§ What the task requires
For every line in the data below that contains "Output", copy the line.

Some records
######

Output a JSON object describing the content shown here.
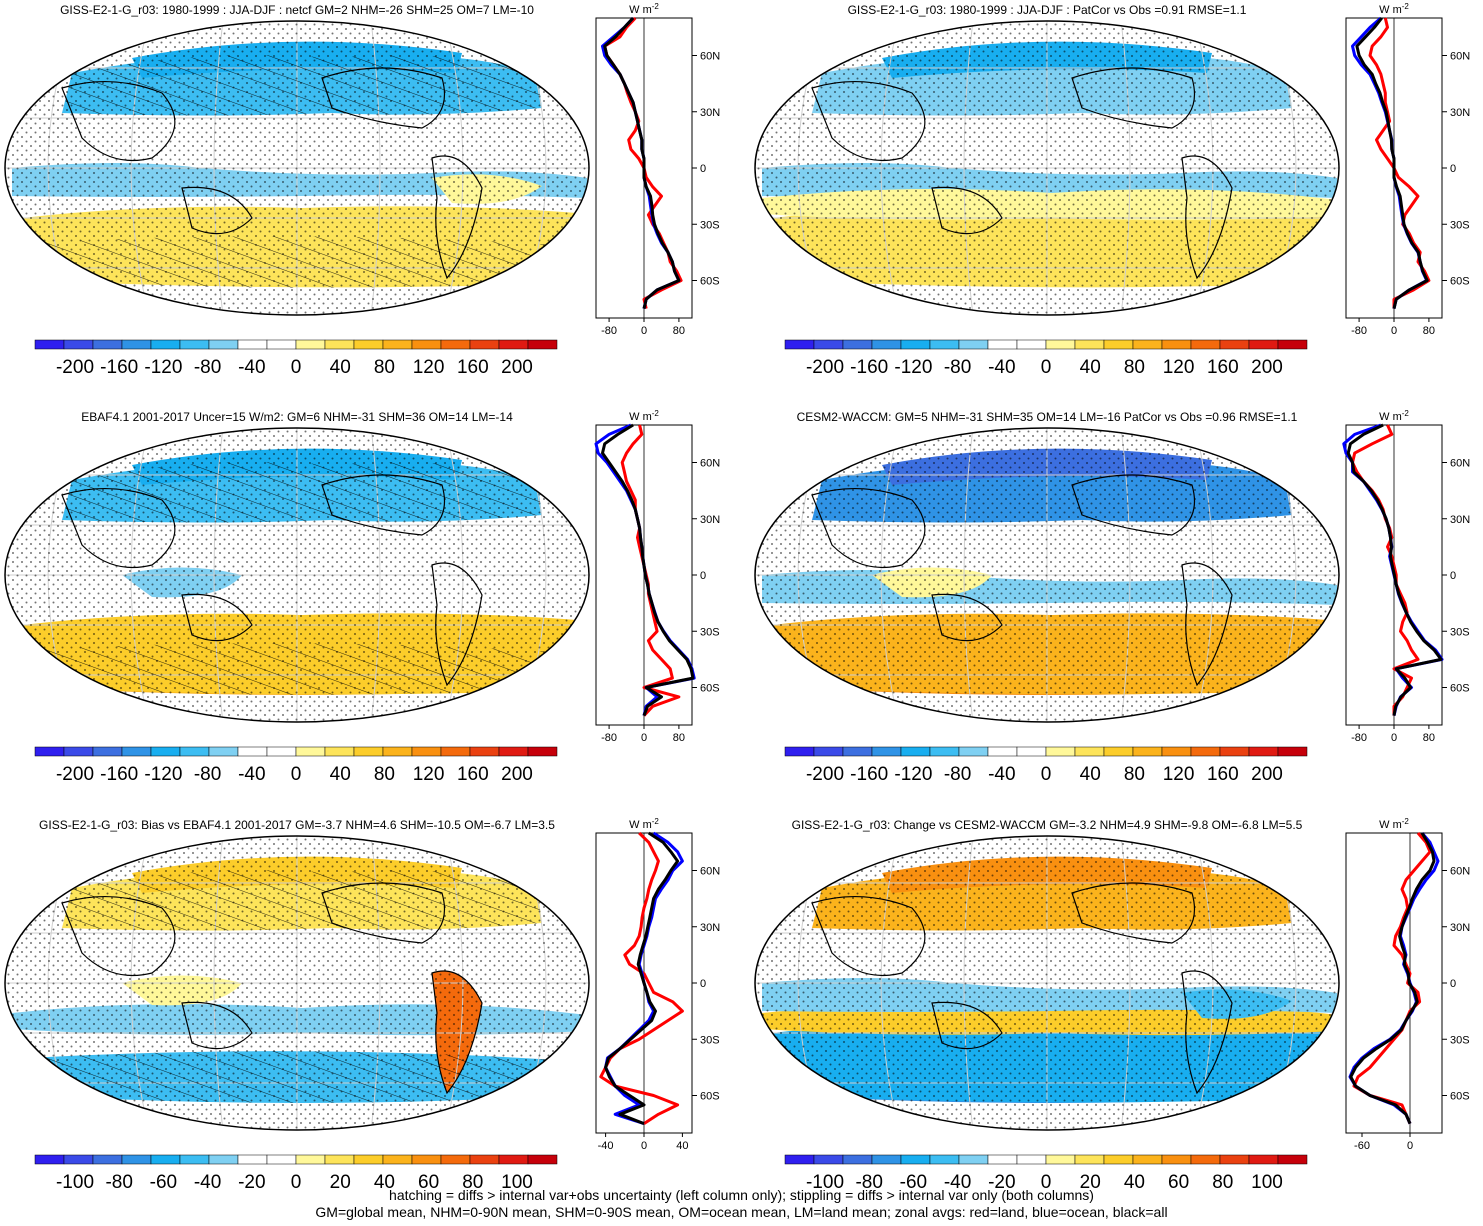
{
  "figure": {
    "footnote": [
      "hatching = diffs > internal var+obs uncertainty (left column only); stippling = diffs > internal var only (both columns)",
      "GM=global mean, NHM=0-90N mean, SHM=0-90S mean, OM=ocean mean, LM=land mean; zonal avgs: red=land, blue=ocean, black=all"
    ],
    "lat_labels": [
      "60N",
      "30N",
      "0",
      "30S",
      "60S"
    ],
    "units_label": "W m",
    "units_sup": "-2"
  },
  "colors": {
    "zonal_land": "#ff0000",
    "zonal_ocean": "#0000ff",
    "zonal_all": "#000000",
    "colorbar": [
      "#2f1fef",
      "#3a4ae8",
      "#3c6fe0",
      "#2f93e6",
      "#18aef0",
      "#3cbdf2",
      "#7fd0f2",
      "#ffffff",
      "#ffffff",
      "#fff89a",
      "#fde45a",
      "#fccd2a",
      "#fbb31c",
      "#f99010",
      "#f46a0c",
      "#ea4110",
      "#e01a12",
      "#c6000a"
    ]
  },
  "chart_data": [
    {
      "type": "heatmap",
      "title": "GISS-E2-1-G_r03: 1980-1999 : JJA-DJF : netcf GM=2 NHM=-26 SHM=25 OM=7 LM=-10",
      "colorbar_ticks": [
        "-200",
        "-160",
        "-120",
        "-80",
        "-40",
        "0",
        "40",
        "80",
        "120",
        "160",
        "200"
      ],
      "zonal_xticks": [
        "-80",
        "0",
        "80"
      ],
      "zonal_xlim": [
        -110,
        110
      ],
      "hatched": true,
      "map_pattern": "A",
      "zonal": {
        "lat": [
          80,
          75,
          70,
          65,
          60,
          55,
          50,
          45,
          40,
          35,
          30,
          25,
          20,
          15,
          10,
          5,
          0,
          -5,
          -10,
          -15,
          -20,
          -25,
          -30,
          -35,
          -40,
          -45,
          -50,
          -55,
          -60,
          -65,
          -70,
          -75
        ],
        "land": [
          -20,
          -40,
          -55,
          -90,
          -85,
          -70,
          -55,
          -45,
          -38,
          -30,
          -20,
          -12,
          -20,
          -35,
          -30,
          -12,
          0,
          5,
          20,
          40,
          25,
          10,
          20,
          35,
          45,
          55,
          60,
          75,
          85,
          40,
          0,
          5
        ],
        "ocean": [
          -25,
          -45,
          -70,
          -95,
          -90,
          -75,
          -55,
          -45,
          -35,
          -25,
          -20,
          -15,
          -10,
          -5,
          -5,
          0,
          0,
          0,
          5,
          12,
          15,
          18,
          22,
          30,
          40,
          55,
          65,
          70,
          80,
          30,
          5,
          0
        ],
        "all": [
          -25,
          -45,
          -65,
          -90,
          -85,
          -70,
          -55,
          -45,
          -35,
          -25,
          -20,
          -15,
          -10,
          -5,
          -5,
          0,
          0,
          0,
          5,
          15,
          18,
          20,
          24,
          32,
          42,
          55,
          65,
          70,
          80,
          30,
          5,
          0
        ]
      }
    },
    {
      "type": "heatmap",
      "title": "GISS-E2-1-G_r03: 1980-1999 : JJA-DJF : PatCor vs Obs =0.91 RMSE=1.1",
      "colorbar_ticks": [
        "-200",
        "-160",
        "-120",
        "-80",
        "-40",
        "0",
        "40",
        "80",
        "120",
        "160",
        "200"
      ],
      "zonal_xticks": [
        "-80",
        "0",
        "80"
      ],
      "zonal_xlim": [
        -110,
        110
      ],
      "hatched": false,
      "map_pattern": "B",
      "zonal": {
        "lat": [
          80,
          75,
          70,
          65,
          60,
          55,
          50,
          45,
          40,
          35,
          30,
          25,
          20,
          15,
          10,
          5,
          0,
          -5,
          -10,
          -15,
          -20,
          -25,
          -30,
          -35,
          -40,
          -45,
          -50,
          -55,
          -60,
          -65,
          -70,
          -75
        ],
        "land": [
          -20,
          -15,
          -30,
          -50,
          -55,
          -40,
          -30,
          -25,
          -20,
          -20,
          -15,
          -10,
          -25,
          -40,
          -30,
          -15,
          0,
          10,
          35,
          55,
          40,
          25,
          20,
          35,
          45,
          60,
          55,
          70,
          80,
          45,
          0,
          0
        ],
        "ocean": [
          -30,
          -55,
          -75,
          -95,
          -90,
          -75,
          -55,
          -45,
          -35,
          -28,
          -20,
          -15,
          -10,
          -5,
          -5,
          0,
          0,
          0,
          5,
          12,
          15,
          18,
          22,
          30,
          40,
          55,
          60,
          65,
          75,
          35,
          5,
          0
        ],
        "all": [
          -28,
          -45,
          -65,
          -85,
          -80,
          -68,
          -50,
          -42,
          -32,
          -26,
          -18,
          -14,
          -10,
          -6,
          -5,
          0,
          0,
          0,
          6,
          14,
          17,
          20,
          23,
          31,
          41,
          56,
          60,
          66,
          76,
          35,
          5,
          0
        ]
      }
    },
    {
      "type": "heatmap",
      "title": "EBAF4.1 2001-2017 Uncer=15 W/m2: GM=6 NHM=-31 SHM=36 OM=14 LM=-14",
      "colorbar_ticks": [
        "-200",
        "-160",
        "-120",
        "-80",
        "-40",
        "0",
        "40",
        "80",
        "120",
        "160",
        "200"
      ],
      "zonal_xticks": [
        "-80",
        "0",
        "80"
      ],
      "zonal_xlim": [
        -110,
        110
      ],
      "hatched": true,
      "map_pattern": "C",
      "zonal": {
        "lat": [
          80,
          75,
          70,
          65,
          60,
          55,
          50,
          45,
          40,
          35,
          30,
          25,
          20,
          15,
          10,
          5,
          0,
          -5,
          -10,
          -15,
          -20,
          -25,
          -30,
          -35,
          -40,
          -45,
          -50,
          -55,
          -60,
          -65,
          -70,
          -75
        ],
        "land": [
          -10,
          -5,
          -25,
          -40,
          -50,
          -45,
          -40,
          -30,
          -20,
          -20,
          -15,
          -10,
          -15,
          -10,
          -5,
          0,
          5,
          10,
          10,
          15,
          20,
          25,
          30,
          10,
          20,
          40,
          60,
          65,
          0,
          80,
          20,
          0
        ],
        "ocean": [
          -30,
          -80,
          -110,
          -105,
          -85,
          -70,
          -55,
          -40,
          -30,
          -20,
          -15,
          -10,
          -8,
          -5,
          -3,
          0,
          3,
          8,
          12,
          18,
          25,
          32,
          45,
          60,
          80,
          100,
          110,
          115,
          5,
          30,
          5,
          0
        ],
        "all": [
          -25,
          -60,
          -90,
          -95,
          -80,
          -65,
          -50,
          -38,
          -28,
          -20,
          -15,
          -10,
          -8,
          -5,
          -3,
          0,
          3,
          8,
          12,
          18,
          24,
          32,
          44,
          58,
          78,
          98,
          108,
          112,
          5,
          40,
          8,
          0
        ]
      }
    },
    {
      "type": "heatmap",
      "title": "CESM2-WACCM: GM=5 NHM=-31 SHM=35 OM=14 LM=-16 PatCor vs Obs =0.96 RMSE=1.1",
      "colorbar_ticks": [
        "-200",
        "-160",
        "-120",
        "-80",
        "-40",
        "0",
        "40",
        "80",
        "120",
        "160",
        "200"
      ],
      "zonal_xticks": [
        "-80",
        "0",
        "80"
      ],
      "zonal_xlim": [
        -110,
        110
      ],
      "hatched": false,
      "map_pattern": "D",
      "zonal": {
        "lat": [
          80,
          75,
          70,
          65,
          60,
          55,
          50,
          45,
          40,
          35,
          30,
          25,
          20,
          15,
          10,
          5,
          0,
          -5,
          -10,
          -15,
          -20,
          -25,
          -30,
          -35,
          -40,
          -45,
          -50,
          -55,
          -60,
          -65,
          -70,
          -75
        ],
        "land": [
          -15,
          -5,
          -50,
          -90,
          -95,
          -85,
          -70,
          -50,
          -35,
          -25,
          -20,
          -10,
          -5,
          -15,
          -5,
          0,
          5,
          5,
          15,
          25,
          30,
          20,
          15,
          30,
          40,
          55,
          0,
          40,
          30,
          20,
          0,
          0
        ],
        "ocean": [
          -30,
          -90,
          -115,
          -110,
          -95,
          -95,
          -70,
          -55,
          -40,
          -28,
          -18,
          -12,
          -8,
          -5,
          -10,
          -5,
          0,
          5,
          10,
          18,
          28,
          40,
          55,
          70,
          95,
          110,
          5,
          20,
          40,
          15,
          5,
          0
        ],
        "all": [
          -25,
          -70,
          -100,
          -105,
          -95,
          -92,
          -70,
          -52,
          -38,
          -27,
          -18,
          -12,
          -8,
          -6,
          -8,
          -4,
          1,
          5,
          11,
          19,
          28,
          38,
          52,
          68,
          92,
          108,
          5,
          25,
          38,
          16,
          4,
          0
        ]
      }
    },
    {
      "type": "heatmap",
      "title": "GISS-E2-1-G_r03: Bias vs EBAF4.1 2001-2017 GM=-3.7 NHM=4.6 SHM=-10.5 OM=-6.7 LM=3.5",
      "colorbar_ticks": [
        "-100",
        "-80",
        "-60",
        "-40",
        "-20",
        "0",
        "20",
        "40",
        "60",
        "80",
        "100"
      ],
      "zonal_xticks": [
        "-40",
        "0",
        "40"
      ],
      "zonal_xlim": [
        -50,
        50
      ],
      "hatched": true,
      "map_pattern": "E",
      "zonal": {
        "lat": [
          80,
          75,
          70,
          65,
          60,
          55,
          50,
          45,
          40,
          35,
          30,
          25,
          20,
          15,
          10,
          5,
          0,
          -5,
          -10,
          -15,
          -20,
          -25,
          -30,
          -35,
          -40,
          -45,
          -50,
          -55,
          -60,
          -65,
          -70,
          -75
        ],
        "land": [
          -5,
          5,
          10,
          15,
          12,
          8,
          5,
          3,
          0,
          -2,
          -3,
          -5,
          -10,
          -20,
          -15,
          0,
          5,
          10,
          30,
          40,
          25,
          10,
          -5,
          -25,
          -35,
          -40,
          -45,
          -30,
          10,
          35,
          15,
          0
        ],
        "ocean": [
          10,
          25,
          35,
          40,
          30,
          25,
          18,
          12,
          10,
          8,
          5,
          3,
          0,
          -3,
          -5,
          -2,
          0,
          3,
          5,
          10,
          5,
          -5,
          -15,
          -25,
          -38,
          -40,
          -35,
          -30,
          -20,
          -5,
          -30,
          0
        ],
        "all": [
          5,
          20,
          28,
          35,
          28,
          22,
          15,
          10,
          8,
          6,
          4,
          2,
          -1,
          -4,
          -6,
          -3,
          0,
          3,
          6,
          12,
          8,
          -3,
          -14,
          -25,
          -37,
          -40,
          -36,
          -30,
          -15,
          0,
          -25,
          0
        ]
      }
    },
    {
      "type": "heatmap",
      "title": "GISS-E2-1-G_r03: Change vs CESM2-WACCM GM=-3.2 NHM=4.9 SHM=-9.8 OM=-6.8 LM=5.5",
      "colorbar_ticks": [
        "-100",
        "-80",
        "-60",
        "-40",
        "-20",
        "0",
        "20",
        "40",
        "60",
        "80",
        "100"
      ],
      "zonal_xticks": [
        "-60",
        "0"
      ],
      "zonal_xlim": [
        -80,
        40
      ],
      "hatched": false,
      "map_pattern": "F",
      "zonal": {
        "lat": [
          80,
          75,
          70,
          65,
          60,
          55,
          50,
          45,
          40,
          35,
          30,
          25,
          20,
          15,
          10,
          5,
          0,
          -5,
          -10,
          -15,
          -20,
          -25,
          -30,
          -35,
          -40,
          -45,
          -50,
          -55,
          -60,
          -65,
          -70,
          -75
        ],
        "land": [
          10,
          20,
          25,
          15,
          5,
          -5,
          -10,
          -5,
          -3,
          -8,
          -12,
          -18,
          -20,
          -10,
          -5,
          0,
          -3,
          10,
          12,
          0,
          -5,
          -10,
          -20,
          -30,
          -40,
          -50,
          -65,
          -70,
          -50,
          -10,
          -5,
          0
        ],
        "ocean": [
          15,
          25,
          30,
          35,
          30,
          20,
          12,
          5,
          0,
          -5,
          -10,
          -12,
          -8,
          -5,
          -8,
          -3,
          0,
          5,
          8,
          3,
          -5,
          -12,
          -25,
          -45,
          -60,
          -70,
          -75,
          -68,
          -50,
          -20,
          -5,
          0
        ],
        "all": [
          15,
          22,
          28,
          30,
          25,
          15,
          8,
          3,
          -1,
          -6,
          -10,
          -13,
          -10,
          -6,
          -7,
          -2,
          -1,
          6,
          9,
          2,
          -5,
          -11,
          -24,
          -42,
          -58,
          -68,
          -74,
          -68,
          -50,
          -18,
          -5,
          0
        ]
      }
    }
  ]
}
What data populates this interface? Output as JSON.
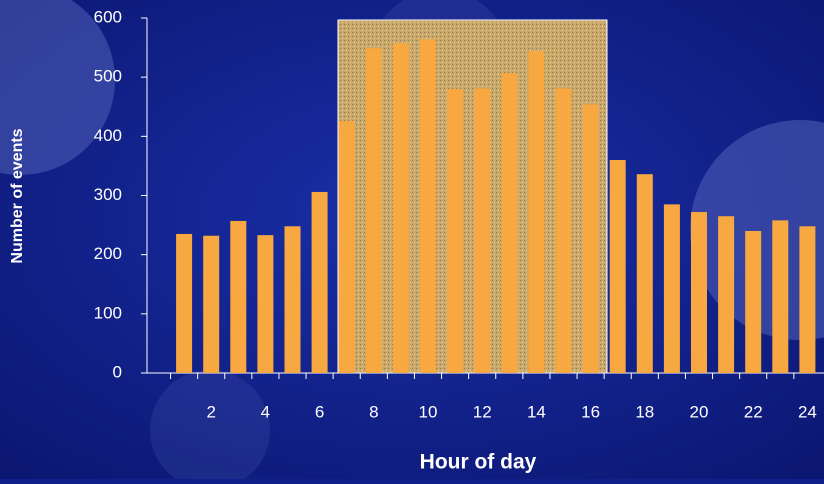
{
  "chart_data": {
    "type": "bar",
    "xlabel": "Hour of day",
    "ylabel": "Number of events",
    "categories": [
      null,
      "2",
      null,
      "4",
      null,
      "6",
      null,
      "8",
      null,
      "10",
      null,
      "12",
      null,
      "14",
      null,
      "16",
      null,
      "18",
      null,
      "20",
      null,
      "22",
      null,
      "24"
    ],
    "values": [
      235,
      232,
      257,
      233,
      248,
      306,
      426,
      549,
      557,
      564,
      480,
      481,
      507,
      544,
      481,
      454,
      360,
      336,
      285,
      272,
      265,
      240,
      258,
      248
    ],
    "color": "#f7a840",
    "ylim": [
      0,
      600
    ],
    "yticks": [
      0,
      100,
      200,
      300,
      400,
      500,
      600
    ]
  }
}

######

§ Solved exercise
Output a JSON object describing the content shown here.
What data populates this interface? Output as JSON.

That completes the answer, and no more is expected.